WHAT NEEDS TO BE DONE →
Gather all lines in the records below that include the word "Categoria".

[start RECORDS FOR THIS TASK]

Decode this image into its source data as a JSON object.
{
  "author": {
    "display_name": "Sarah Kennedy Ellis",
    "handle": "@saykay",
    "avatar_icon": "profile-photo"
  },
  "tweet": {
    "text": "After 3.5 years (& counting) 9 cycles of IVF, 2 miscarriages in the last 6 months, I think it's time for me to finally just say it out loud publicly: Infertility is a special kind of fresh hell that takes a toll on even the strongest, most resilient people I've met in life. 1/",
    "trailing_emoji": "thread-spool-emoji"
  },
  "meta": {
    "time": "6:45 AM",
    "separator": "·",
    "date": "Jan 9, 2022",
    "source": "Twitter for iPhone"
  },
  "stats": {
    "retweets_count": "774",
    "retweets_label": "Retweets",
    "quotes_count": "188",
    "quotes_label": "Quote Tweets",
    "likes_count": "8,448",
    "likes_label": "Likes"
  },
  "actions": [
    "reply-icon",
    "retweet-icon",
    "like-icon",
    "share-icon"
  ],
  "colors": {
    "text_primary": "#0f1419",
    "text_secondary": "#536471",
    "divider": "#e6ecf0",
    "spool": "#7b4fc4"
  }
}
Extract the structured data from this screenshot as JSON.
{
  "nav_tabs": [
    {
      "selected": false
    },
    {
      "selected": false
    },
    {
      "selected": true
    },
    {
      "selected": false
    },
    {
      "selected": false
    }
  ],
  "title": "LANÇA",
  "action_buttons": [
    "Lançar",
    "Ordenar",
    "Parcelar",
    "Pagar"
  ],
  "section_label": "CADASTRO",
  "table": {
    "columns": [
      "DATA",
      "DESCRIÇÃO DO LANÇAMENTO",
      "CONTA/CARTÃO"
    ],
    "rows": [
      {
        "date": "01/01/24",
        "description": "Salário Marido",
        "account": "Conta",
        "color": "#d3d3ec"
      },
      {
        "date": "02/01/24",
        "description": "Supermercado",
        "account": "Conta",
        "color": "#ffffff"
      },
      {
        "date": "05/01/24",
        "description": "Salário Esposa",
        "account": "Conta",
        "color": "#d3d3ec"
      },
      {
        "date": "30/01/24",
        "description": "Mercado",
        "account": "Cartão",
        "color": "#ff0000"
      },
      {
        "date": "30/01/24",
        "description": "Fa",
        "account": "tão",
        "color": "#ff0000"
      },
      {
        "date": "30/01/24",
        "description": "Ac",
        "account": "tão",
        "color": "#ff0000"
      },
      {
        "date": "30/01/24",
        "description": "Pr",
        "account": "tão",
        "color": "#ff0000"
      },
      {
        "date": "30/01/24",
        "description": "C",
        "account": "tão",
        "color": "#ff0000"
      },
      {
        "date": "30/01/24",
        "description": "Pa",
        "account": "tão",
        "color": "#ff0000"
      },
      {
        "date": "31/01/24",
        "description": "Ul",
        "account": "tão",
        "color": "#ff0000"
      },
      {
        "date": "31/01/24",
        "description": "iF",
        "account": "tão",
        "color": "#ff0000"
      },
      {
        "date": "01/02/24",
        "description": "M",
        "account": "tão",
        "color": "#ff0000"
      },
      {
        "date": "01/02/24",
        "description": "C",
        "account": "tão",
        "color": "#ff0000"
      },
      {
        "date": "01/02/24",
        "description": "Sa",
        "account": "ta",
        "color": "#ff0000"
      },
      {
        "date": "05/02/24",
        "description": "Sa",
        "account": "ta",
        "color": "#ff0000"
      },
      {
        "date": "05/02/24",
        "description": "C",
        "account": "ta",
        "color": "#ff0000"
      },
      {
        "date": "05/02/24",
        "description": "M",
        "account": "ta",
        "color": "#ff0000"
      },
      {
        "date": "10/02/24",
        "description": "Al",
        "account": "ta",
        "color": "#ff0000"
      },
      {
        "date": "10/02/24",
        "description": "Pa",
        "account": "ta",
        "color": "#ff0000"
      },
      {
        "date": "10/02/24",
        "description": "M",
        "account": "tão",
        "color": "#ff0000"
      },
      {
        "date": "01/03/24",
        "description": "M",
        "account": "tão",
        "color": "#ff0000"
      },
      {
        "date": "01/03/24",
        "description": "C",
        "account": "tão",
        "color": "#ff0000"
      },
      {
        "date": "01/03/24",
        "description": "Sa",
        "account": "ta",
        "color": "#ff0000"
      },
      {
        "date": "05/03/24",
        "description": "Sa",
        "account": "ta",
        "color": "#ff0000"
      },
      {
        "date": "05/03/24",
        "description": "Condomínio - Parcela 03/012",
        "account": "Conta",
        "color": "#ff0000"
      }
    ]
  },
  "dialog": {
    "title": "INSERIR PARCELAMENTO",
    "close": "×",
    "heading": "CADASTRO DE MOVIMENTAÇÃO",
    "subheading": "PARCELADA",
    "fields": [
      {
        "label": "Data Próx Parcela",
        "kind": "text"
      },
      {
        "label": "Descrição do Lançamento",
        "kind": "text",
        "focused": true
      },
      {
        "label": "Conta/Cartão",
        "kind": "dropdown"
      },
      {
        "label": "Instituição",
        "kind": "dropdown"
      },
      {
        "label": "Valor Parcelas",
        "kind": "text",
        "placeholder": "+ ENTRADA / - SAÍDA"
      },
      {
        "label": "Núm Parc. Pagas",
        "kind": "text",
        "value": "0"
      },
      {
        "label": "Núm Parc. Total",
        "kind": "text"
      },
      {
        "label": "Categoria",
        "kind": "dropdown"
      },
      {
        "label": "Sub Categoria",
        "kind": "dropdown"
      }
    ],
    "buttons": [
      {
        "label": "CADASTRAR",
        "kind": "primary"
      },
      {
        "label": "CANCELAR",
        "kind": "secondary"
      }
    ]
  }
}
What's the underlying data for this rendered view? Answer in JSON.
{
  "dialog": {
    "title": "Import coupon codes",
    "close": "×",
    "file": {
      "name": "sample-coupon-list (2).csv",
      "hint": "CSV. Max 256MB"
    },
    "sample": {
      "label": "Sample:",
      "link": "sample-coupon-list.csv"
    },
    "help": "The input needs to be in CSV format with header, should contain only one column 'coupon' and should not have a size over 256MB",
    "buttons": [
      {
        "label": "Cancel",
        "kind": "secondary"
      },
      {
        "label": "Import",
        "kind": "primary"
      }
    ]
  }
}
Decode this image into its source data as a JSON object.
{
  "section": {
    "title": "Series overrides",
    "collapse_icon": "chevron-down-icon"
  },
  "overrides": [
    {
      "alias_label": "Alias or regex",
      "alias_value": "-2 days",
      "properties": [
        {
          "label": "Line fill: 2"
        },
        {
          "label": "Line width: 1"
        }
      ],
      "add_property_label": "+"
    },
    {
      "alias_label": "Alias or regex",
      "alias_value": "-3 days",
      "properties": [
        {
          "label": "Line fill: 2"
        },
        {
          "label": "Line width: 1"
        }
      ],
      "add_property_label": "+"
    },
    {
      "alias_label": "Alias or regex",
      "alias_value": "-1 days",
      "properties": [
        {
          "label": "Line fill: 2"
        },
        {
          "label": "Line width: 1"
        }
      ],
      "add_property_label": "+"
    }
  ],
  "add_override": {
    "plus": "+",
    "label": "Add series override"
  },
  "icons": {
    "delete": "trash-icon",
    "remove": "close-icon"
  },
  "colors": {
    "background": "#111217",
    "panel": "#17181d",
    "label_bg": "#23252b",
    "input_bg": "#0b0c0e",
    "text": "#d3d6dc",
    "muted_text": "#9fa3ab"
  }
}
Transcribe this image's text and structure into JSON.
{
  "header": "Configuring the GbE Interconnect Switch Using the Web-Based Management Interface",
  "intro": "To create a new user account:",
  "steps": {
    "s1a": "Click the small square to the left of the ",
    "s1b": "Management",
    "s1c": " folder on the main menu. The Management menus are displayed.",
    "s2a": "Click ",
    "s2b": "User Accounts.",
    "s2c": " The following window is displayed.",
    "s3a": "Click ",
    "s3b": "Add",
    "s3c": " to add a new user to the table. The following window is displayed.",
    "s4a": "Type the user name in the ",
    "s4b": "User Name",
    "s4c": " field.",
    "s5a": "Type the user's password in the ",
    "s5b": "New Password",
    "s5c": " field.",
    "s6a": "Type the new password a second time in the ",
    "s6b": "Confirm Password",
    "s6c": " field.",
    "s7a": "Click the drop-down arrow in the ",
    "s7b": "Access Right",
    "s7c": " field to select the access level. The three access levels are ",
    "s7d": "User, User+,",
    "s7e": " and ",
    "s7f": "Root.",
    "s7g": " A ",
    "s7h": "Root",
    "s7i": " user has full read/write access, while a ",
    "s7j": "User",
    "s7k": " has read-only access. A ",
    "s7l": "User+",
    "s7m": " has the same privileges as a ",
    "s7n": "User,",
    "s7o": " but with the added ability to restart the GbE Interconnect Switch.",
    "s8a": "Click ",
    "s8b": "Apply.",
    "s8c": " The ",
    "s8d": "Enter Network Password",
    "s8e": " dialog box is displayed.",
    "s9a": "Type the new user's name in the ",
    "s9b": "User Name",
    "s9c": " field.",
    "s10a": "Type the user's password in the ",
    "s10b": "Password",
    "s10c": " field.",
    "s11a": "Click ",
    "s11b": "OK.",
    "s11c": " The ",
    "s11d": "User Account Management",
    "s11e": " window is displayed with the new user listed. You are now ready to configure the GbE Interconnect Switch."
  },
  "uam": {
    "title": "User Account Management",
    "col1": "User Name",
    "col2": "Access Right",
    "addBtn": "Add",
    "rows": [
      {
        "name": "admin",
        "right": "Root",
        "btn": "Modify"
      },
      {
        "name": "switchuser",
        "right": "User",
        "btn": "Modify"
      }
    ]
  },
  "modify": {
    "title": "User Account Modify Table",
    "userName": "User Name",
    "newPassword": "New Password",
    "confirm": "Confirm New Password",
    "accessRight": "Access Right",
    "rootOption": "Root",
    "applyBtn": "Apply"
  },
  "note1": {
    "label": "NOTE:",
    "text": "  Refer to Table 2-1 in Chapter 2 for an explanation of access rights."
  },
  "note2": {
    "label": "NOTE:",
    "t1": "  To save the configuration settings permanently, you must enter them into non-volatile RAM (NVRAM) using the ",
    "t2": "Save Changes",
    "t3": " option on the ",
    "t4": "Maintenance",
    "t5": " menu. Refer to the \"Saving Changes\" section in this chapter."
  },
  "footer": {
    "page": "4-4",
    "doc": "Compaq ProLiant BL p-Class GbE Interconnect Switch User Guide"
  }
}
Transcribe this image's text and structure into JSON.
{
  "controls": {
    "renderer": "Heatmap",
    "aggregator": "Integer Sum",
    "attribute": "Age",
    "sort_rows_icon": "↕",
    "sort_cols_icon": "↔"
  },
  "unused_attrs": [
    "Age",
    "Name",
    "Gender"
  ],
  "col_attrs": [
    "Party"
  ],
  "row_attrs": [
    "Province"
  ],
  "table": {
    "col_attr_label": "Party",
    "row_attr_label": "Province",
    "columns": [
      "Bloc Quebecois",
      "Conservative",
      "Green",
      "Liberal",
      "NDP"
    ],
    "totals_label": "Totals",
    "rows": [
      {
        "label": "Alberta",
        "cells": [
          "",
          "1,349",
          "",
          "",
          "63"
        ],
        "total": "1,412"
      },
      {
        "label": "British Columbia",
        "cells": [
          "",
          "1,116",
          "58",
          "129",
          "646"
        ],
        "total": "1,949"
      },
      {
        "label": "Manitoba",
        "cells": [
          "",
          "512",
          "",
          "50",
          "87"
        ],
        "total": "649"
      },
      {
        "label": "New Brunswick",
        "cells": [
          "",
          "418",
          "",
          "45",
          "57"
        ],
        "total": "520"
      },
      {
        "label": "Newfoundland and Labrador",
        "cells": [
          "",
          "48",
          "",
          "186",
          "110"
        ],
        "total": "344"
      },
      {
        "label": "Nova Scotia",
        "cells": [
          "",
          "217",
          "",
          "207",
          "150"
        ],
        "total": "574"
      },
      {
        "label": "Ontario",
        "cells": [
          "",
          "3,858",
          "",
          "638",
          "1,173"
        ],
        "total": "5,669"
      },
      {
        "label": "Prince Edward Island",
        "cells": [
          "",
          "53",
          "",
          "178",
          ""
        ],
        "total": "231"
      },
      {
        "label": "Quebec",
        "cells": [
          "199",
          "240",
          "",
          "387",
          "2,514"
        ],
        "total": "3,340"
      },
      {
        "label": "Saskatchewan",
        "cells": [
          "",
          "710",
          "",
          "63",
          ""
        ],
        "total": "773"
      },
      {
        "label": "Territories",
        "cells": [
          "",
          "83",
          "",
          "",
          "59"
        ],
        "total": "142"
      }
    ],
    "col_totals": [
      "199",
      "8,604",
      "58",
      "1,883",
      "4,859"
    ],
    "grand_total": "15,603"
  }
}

[end RECORDS FOR THIS TASK]

COMPLETE ANSWER →
        "label": "Categoria",
        "label": "Sub Categoria",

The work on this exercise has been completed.